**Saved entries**
□ □ □
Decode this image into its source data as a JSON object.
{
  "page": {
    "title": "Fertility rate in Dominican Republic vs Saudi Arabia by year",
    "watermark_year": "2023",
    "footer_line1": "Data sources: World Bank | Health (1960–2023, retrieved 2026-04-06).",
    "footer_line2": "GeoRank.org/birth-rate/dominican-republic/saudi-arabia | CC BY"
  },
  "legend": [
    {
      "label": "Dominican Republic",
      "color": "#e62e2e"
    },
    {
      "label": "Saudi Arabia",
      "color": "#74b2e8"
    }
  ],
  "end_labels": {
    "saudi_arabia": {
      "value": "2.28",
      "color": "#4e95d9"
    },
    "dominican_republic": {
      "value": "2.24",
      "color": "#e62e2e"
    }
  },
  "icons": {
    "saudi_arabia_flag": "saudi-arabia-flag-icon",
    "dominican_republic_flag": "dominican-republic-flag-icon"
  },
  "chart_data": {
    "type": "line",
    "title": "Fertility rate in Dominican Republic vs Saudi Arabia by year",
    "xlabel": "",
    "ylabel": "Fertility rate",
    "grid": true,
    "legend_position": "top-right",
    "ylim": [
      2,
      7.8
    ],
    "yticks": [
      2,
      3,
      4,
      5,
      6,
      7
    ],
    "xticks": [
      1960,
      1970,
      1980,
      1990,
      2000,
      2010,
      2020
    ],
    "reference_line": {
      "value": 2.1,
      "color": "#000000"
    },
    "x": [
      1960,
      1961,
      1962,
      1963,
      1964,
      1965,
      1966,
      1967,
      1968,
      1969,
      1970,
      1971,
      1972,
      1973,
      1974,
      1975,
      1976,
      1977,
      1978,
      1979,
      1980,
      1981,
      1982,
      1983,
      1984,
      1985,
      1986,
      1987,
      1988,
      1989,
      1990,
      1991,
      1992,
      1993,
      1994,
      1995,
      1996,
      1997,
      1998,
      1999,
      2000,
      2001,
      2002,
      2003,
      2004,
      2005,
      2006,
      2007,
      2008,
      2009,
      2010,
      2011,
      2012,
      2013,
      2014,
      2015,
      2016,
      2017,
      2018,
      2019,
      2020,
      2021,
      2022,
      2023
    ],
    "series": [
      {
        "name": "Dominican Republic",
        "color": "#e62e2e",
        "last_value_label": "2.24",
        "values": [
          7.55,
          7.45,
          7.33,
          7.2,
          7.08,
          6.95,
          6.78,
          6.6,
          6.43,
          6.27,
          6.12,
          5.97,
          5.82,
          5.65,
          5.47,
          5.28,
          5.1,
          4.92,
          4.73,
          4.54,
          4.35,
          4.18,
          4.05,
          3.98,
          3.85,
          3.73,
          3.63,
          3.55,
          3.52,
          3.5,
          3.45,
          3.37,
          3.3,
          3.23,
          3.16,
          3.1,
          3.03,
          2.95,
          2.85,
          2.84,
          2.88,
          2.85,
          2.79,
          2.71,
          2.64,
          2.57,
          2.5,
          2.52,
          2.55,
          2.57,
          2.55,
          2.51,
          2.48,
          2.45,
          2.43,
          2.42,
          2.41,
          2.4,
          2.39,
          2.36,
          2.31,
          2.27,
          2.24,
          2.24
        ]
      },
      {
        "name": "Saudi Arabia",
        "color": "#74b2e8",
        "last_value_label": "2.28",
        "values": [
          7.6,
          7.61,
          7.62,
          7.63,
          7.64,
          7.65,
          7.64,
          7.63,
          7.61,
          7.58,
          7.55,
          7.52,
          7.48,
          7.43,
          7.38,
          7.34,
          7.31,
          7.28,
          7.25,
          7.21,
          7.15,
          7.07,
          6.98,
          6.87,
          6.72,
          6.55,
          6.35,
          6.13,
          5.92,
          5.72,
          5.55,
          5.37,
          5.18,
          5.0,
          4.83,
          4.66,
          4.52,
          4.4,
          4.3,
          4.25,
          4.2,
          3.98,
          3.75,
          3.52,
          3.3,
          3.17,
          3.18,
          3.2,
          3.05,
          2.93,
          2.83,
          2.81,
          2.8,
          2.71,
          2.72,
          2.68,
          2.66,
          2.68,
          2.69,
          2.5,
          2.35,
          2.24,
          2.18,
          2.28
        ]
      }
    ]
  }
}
□ □ □
**Problem to solve**
Print again each line of the listing above, exactly as it appears.

**Final answer**
Decode this image into its source data as a JSON object.
{
  "page": {
    "title": "Fertility rate in Dominican Republic vs Saudi Arabia by year",
    "watermark_year": "2023",
    "footer_line1": "Data sources: World Bank | Health (1960–2023, retrieved 2026-04-06).",
    "footer_line2": "GeoRank.org/birth-rate/dominican-republic/saudi-arabia | CC BY"
  },
  "legend": [
    {
      "label": "Dominican Republic",
      "color": "#e62e2e"
    },
    {
      "label": "Saudi Arabia",
      "color": "#74b2e8"
    }
  ],
  "end_labels": {
    "saudi_arabia": {
      "value": "2.28",
      "color": "#4e95d9"
    },
    "dominican_republic": {
      "value": "2.24",
      "color": "#e62e2e"
    }
  },
  "icons": {
    "saudi_arabia_flag": "saudi-arabia-flag-icon",
    "dominican_republic_flag": "dominican-republic-flag-icon"
  },
  "chart_data": {
    "type": "line",
    "title": "Fertility rate in Dominican Republic vs Saudi Arabia by year",
    "xlabel": "",
    "ylabel": "Fertility rate",
    "grid": true,
    "legend_position": "top-right",
    "ylim": [
      2,
      7.8
    ],
    "yticks": [
      2,
      3,
      4,
      5,
      6,
      7
    ],
    "xticks": [
      1960,
      1970,
      1980,
      1990,
      2000,
      2010,
      2020
    ],
    "reference_line": {
      "value": 2.1,
      "color": "#000000"
    },
    "x": [
      1960,
      1961,
      1962,
      1963,
      1964,
      1965,
      1966,
      1967,
      1968,
      1969,
      1970,
      1971,
      1972,
      1973,
      1974,
      1975,
      1976,
      1977,
      1978,
      1979,
      1980,
      1981,
      1982,
      1983,
      1984,
      1985,
      1986,
      1987,
      1988,
      1989,
      1990,
      1991,
      1992,
      1993,
      1994,
      1995,
      1996,
      1997,
      1998,
      1999,
      2000,
      2001,
      2002,
      2003,
      2004,
      2005,
      2006,
      2007,
      2008,
      2009,
      2010,
      2011,
      2012,
      2013,
      2014,
      2015,
      2016,
      2017,
      2018,
      2019,
      2020,
      2021,
      2022,
      2023
    ],
    "series": [
      {
        "name": "Dominican Republic",
        "color": "#e62e2e",
        "last_value_label": "2.24",
        "values": [
          7.55,
          7.45,
          7.33,
          7.2,
          7.08,
          6.95,
          6.78,
          6.6,
          6.43,
          6.27,
          6.12,
          5.97,
          5.82,
          5.65,
          5.47,
          5.28,
          5.1,
          4.92,
          4.73,
          4.54,
          4.35,
          4.18,
          4.05,
          3.98,
          3.85,
          3.73,
          3.63,
          3.55,
          3.52,
          3.5,
          3.45,
          3.37,
          3.3,
          3.23,
          3.16,
          3.1,
          3.03,
          2.95,
          2.85,
          2.84,
          2.88,
          2.85,
          2.79,
          2.71,
          2.64,
          2.57,
          2.5,
          2.52,
          2.55,
          2.57,
          2.55,
          2.51,
          2.48,
          2.45,
          2.43,
          2.42,
          2.41,
          2.4,
          2.39,
          2.36,
          2.31,
          2.27,
          2.24,
          2.24
        ]
      },
      {
        "name": "Saudi Arabia",
        "color": "#74b2e8",
        "last_value_label": "2.28",
        "values": [
          7.6,
          7.61,
          7.62,
          7.63,
          7.64,
          7.65,
          7.64,
          7.63,
          7.61,
          7.58,
          7.55,
          7.52,
          7.48,
          7.43,
          7.38,
          7.34,
          7.31,
          7.28,
          7.25,
          7.21,
          7.15,
          7.07,
          6.98,
          6.87,
          6.72,
          6.55,
          6.35,
          6.13,
          5.92,
          5.72,
          5.55,
          5.37,
          5.18,
          5.0,
          4.83,
          4.66,
          4.52,
          4.4,
          4.3,
          4.25,
          4.2,
          3.98,
          3.75,
          3.52,
          3.3,
          3.17,
          3.18,
          3.2,
          3.05,
          2.93,
          2.83,
          2.81,
          2.8,
          2.71,
          2.72,
          2.68,
          2.66,
          2.68,
          2.69,
          2.5,
          2.35,
          2.24,
          2.18,
          2.28
        ]
      }
    ]
  }
}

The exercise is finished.